CHALLENGE: In the data below, find each line containing the string "beans" and return it.

#### SUPPLIED DATA

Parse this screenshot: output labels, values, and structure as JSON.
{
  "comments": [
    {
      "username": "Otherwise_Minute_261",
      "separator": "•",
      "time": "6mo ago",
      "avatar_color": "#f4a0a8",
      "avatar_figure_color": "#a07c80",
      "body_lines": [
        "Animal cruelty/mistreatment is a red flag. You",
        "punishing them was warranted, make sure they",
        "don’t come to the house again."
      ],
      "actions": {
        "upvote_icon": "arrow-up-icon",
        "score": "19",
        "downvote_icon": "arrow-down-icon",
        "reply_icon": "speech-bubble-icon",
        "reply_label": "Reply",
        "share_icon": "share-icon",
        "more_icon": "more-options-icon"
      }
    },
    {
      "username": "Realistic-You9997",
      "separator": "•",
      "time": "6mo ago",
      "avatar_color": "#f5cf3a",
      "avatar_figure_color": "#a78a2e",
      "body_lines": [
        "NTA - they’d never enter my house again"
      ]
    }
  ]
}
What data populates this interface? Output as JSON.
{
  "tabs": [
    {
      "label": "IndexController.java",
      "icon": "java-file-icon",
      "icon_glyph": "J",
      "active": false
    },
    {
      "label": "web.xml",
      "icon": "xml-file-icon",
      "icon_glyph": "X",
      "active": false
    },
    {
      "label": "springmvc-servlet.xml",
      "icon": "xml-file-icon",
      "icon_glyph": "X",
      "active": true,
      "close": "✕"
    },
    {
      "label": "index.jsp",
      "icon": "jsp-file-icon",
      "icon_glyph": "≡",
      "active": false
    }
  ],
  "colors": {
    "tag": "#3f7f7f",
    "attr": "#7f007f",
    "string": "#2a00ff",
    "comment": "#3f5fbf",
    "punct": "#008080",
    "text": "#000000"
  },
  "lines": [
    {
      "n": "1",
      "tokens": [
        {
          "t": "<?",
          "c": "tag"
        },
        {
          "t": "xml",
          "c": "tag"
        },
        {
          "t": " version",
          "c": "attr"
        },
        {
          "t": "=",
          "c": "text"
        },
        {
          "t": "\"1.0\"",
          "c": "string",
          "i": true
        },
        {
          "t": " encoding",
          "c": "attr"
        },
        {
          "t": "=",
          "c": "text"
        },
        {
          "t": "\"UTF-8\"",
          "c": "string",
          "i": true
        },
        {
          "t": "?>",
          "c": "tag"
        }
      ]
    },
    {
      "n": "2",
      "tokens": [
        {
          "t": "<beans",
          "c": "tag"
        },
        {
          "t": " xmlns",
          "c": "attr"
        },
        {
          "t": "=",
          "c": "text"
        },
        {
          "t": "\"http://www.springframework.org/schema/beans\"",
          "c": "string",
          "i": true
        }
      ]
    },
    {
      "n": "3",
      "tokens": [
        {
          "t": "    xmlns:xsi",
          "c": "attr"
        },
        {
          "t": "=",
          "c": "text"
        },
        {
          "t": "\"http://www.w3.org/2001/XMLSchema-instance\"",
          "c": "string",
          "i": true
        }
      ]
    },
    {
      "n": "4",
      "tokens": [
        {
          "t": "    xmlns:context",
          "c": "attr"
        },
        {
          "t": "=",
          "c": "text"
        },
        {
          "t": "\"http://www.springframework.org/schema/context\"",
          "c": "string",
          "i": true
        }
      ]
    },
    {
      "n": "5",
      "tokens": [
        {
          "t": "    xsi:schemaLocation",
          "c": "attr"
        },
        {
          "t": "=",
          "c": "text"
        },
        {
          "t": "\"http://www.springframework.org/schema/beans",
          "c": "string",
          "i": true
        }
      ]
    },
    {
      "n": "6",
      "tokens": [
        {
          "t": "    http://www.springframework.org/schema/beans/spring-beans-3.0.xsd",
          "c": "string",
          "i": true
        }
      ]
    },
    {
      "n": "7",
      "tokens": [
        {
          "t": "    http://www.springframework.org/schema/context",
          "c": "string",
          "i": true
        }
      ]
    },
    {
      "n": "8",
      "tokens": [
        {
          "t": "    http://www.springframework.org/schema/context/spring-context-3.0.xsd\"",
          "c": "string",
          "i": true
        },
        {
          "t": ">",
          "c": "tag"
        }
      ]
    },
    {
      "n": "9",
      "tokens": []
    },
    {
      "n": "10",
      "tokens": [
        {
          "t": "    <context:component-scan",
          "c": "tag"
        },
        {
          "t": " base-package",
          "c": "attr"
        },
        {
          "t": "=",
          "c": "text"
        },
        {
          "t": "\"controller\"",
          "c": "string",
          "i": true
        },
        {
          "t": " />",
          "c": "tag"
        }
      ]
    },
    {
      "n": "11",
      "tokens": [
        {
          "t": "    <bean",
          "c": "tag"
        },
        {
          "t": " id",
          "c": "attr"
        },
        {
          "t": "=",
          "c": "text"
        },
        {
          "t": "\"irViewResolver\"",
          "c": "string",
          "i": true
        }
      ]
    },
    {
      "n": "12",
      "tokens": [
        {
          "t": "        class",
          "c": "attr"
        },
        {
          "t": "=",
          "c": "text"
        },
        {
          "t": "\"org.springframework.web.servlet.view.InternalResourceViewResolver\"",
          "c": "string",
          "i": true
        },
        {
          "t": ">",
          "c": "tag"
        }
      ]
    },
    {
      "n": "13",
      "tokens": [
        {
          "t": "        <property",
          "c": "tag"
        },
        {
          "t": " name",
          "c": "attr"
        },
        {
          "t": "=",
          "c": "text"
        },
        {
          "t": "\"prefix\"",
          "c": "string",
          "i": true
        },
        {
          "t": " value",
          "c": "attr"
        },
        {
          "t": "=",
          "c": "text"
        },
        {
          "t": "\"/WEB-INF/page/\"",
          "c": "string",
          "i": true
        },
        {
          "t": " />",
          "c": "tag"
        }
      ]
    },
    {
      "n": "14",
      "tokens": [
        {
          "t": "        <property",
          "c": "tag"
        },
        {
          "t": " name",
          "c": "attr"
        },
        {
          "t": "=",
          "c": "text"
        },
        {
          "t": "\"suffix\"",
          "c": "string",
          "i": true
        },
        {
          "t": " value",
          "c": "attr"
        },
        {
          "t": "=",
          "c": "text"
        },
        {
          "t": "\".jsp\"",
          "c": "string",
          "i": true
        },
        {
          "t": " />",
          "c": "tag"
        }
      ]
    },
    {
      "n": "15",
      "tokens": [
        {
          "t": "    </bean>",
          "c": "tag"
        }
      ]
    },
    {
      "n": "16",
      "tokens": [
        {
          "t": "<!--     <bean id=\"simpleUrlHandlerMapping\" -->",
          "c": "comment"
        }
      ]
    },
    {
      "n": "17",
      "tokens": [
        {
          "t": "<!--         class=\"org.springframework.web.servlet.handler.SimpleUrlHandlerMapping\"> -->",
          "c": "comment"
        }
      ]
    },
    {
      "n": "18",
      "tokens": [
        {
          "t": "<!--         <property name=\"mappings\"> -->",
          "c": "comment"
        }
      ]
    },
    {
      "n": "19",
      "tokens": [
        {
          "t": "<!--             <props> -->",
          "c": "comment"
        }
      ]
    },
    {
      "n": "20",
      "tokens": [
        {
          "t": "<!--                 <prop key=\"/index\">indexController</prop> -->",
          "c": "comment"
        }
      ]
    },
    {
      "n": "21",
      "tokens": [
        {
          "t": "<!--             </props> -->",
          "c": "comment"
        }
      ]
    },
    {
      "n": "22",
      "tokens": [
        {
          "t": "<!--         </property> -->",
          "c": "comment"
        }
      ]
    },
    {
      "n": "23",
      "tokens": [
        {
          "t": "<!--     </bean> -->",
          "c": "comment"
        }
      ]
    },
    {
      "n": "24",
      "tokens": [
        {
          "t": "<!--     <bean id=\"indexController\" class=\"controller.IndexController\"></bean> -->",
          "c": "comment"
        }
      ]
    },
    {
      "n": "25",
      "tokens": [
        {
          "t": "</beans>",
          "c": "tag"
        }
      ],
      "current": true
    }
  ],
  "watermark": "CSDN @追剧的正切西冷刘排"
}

########

SOLUTION FOR THIS EXERCISE:
          "t": "<beans",
          "t": "\"http://www.springframework.org/schema/beans\"",
          "t": "\"http://www.springframework.org/schema/beans",
          "t": "    http://www.springframework.org/schema/beans/spring-beans-3.0.xsd",
          "t": "</beans>",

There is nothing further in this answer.